WHAT YOU HAVE TO DO — Drop the pictures, then extract the listing word for word.

* START GIVEN DATA *

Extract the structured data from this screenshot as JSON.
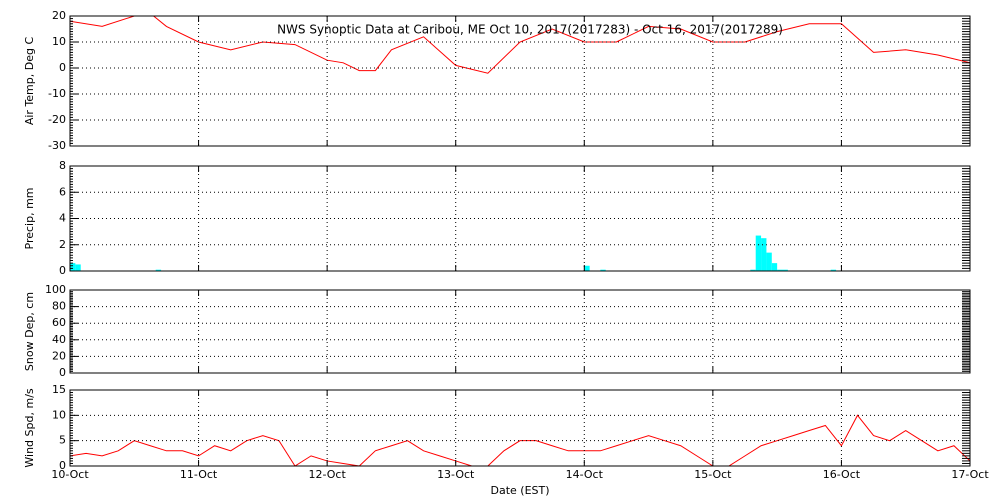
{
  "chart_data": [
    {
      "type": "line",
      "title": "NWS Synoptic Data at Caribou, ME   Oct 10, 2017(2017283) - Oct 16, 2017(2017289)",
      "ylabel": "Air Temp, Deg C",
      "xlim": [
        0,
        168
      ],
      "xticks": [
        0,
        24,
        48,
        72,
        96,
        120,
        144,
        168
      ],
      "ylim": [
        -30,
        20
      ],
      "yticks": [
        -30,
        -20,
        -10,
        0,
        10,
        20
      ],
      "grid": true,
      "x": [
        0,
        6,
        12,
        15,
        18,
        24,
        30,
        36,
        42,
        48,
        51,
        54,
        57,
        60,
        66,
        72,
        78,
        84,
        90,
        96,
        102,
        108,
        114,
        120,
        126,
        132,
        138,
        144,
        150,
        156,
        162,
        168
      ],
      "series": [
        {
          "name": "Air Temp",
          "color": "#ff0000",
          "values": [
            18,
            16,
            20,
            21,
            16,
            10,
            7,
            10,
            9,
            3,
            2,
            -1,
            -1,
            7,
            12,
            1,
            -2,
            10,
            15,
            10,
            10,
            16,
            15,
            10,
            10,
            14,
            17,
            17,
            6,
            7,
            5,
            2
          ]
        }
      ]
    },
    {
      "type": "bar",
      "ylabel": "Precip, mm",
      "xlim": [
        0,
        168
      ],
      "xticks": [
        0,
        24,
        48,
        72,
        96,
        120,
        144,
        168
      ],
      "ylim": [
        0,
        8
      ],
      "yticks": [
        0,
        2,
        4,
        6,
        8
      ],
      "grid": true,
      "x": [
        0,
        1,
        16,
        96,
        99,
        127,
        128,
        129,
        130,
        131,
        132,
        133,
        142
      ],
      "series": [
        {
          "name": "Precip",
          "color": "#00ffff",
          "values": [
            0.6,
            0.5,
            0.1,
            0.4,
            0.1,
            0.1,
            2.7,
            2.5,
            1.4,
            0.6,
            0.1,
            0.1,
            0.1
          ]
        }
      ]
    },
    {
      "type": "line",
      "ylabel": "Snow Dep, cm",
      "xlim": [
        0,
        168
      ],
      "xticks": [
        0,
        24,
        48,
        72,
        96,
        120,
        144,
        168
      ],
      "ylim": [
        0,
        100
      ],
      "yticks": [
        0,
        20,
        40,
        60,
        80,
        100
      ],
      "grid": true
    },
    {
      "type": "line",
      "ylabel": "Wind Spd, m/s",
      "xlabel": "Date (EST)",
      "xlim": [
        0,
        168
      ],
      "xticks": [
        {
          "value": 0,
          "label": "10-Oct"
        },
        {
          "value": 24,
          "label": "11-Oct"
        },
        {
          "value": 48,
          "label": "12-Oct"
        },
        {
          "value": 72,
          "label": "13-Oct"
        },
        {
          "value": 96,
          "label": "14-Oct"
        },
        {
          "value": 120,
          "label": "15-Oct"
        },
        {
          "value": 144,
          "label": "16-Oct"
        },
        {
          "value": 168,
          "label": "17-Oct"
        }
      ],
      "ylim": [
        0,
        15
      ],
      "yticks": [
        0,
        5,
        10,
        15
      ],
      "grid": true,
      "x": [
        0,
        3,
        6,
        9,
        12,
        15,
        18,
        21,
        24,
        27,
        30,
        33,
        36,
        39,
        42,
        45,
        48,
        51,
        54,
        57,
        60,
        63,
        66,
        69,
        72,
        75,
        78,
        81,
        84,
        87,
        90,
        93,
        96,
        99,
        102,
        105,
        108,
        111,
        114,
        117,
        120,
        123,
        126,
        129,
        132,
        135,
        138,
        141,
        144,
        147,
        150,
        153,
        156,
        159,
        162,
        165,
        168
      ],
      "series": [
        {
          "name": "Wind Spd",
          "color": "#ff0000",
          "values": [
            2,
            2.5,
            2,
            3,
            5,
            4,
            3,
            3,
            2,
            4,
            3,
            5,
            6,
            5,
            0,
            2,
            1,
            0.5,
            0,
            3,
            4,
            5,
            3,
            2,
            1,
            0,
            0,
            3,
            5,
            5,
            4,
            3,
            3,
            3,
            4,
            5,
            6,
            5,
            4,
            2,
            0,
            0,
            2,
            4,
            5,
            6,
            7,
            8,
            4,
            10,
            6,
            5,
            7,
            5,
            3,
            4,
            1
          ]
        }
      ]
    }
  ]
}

* END GIVEN DATA *

ANSWER TO THE TASK —
Extract the structured data from this screenshot as JSON.
{
  "chart_data": [
    {
      "type": "line",
      "title": "NWS Synoptic Data at Caribou, ME   Oct 10, 2017(2017283) - Oct 16, 2017(2017289)",
      "ylabel": "Air Temp, Deg C",
      "xlim": [
        0,
        168
      ],
      "xticks": [
        0,
        24,
        48,
        72,
        96,
        120,
        144,
        168
      ],
      "ylim": [
        -30,
        20
      ],
      "yticks": [
        -30,
        -20,
        -10,
        0,
        10,
        20
      ],
      "grid": true,
      "x": [
        0,
        6,
        12,
        15,
        18,
        24,
        30,
        36,
        42,
        48,
        51,
        54,
        57,
        60,
        66,
        72,
        78,
        84,
        90,
        96,
        102,
        108,
        114,
        120,
        126,
        132,
        138,
        144,
        150,
        156,
        162,
        168
      ],
      "series": [
        {
          "name": "Air Temp",
          "color": "#ff0000",
          "values": [
            18,
            16,
            20,
            21,
            16,
            10,
            7,
            10,
            9,
            3,
            2,
            -1,
            -1,
            7,
            12,
            1,
            -2,
            10,
            15,
            10,
            10,
            16,
            15,
            10,
            10,
            14,
            17,
            17,
            6,
            7,
            5,
            2
          ]
        }
      ]
    },
    {
      "type": "bar",
      "ylabel": "Precip, mm",
      "xlim": [
        0,
        168
      ],
      "xticks": [
        0,
        24,
        48,
        72,
        96,
        120,
        144,
        168
      ],
      "ylim": [
        0,
        8
      ],
      "yticks": [
        0,
        2,
        4,
        6,
        8
      ],
      "grid": true,
      "x": [
        0,
        1,
        16,
        96,
        99,
        127,
        128,
        129,
        130,
        131,
        132,
        133,
        142
      ],
      "series": [
        {
          "name": "Precip",
          "color": "#00ffff",
          "values": [
            0.6,
            0.5,
            0.1,
            0.4,
            0.1,
            0.1,
            2.7,
            2.5,
            1.4,
            0.6,
            0.1,
            0.1,
            0.1
          ]
        }
      ]
    },
    {
      "type": "line",
      "ylabel": "Snow Dep, cm",
      "xlim": [
        0,
        168
      ],
      "xticks": [
        0,
        24,
        48,
        72,
        96,
        120,
        144,
        168
      ],
      "ylim": [
        0,
        100
      ],
      "yticks": [
        0,
        20,
        40,
        60,
        80,
        100
      ],
      "grid": true
    },
    {
      "type": "line",
      "ylabel": "Wind Spd, m/s",
      "xlabel": "Date (EST)",
      "xlim": [
        0,
        168
      ],
      "xticks": [
        {
          "value": 0,
          "label": "10-Oct"
        },
        {
          "value": 24,
          "label": "11-Oct"
        },
        {
          "value": 48,
          "label": "12-Oct"
        },
        {
          "value": 72,
          "label": "13-Oct"
        },
        {
          "value": 96,
          "label": "14-Oct"
        },
        {
          "value": 120,
          "label": "15-Oct"
        },
        {
          "value": 144,
          "label": "16-Oct"
        },
        {
          "value": 168,
          "label": "17-Oct"
        }
      ],
      "ylim": [
        0,
        15
      ],
      "yticks": [
        0,
        5,
        10,
        15
      ],
      "grid": true,
      "x": [
        0,
        3,
        6,
        9,
        12,
        15,
        18,
        21,
        24,
        27,
        30,
        33,
        36,
        39,
        42,
        45,
        48,
        51,
        54,
        57,
        60,
        63,
        66,
        69,
        72,
        75,
        78,
        81,
        84,
        87,
        90,
        93,
        96,
        99,
        102,
        105,
        108,
        111,
        114,
        117,
        120,
        123,
        126,
        129,
        132,
        135,
        138,
        141,
        144,
        147,
        150,
        153,
        156,
        159,
        162,
        165,
        168
      ],
      "series": [
        {
          "name": "Wind Spd",
          "color": "#ff0000",
          "values": [
            2,
            2.5,
            2,
            3,
            5,
            4,
            3,
            3,
            2,
            4,
            3,
            5,
            6,
            5,
            0,
            2,
            1,
            0.5,
            0,
            3,
            4,
            5,
            3,
            2,
            1,
            0,
            0,
            3,
            5,
            5,
            4,
            3,
            3,
            3,
            4,
            5,
            6,
            5,
            4,
            2,
            0,
            0,
            2,
            4,
            5,
            6,
            7,
            8,
            4,
            10,
            6,
            5,
            7,
            5,
            3,
            4,
            1
          ]
        }
      ]
    }
  ]
}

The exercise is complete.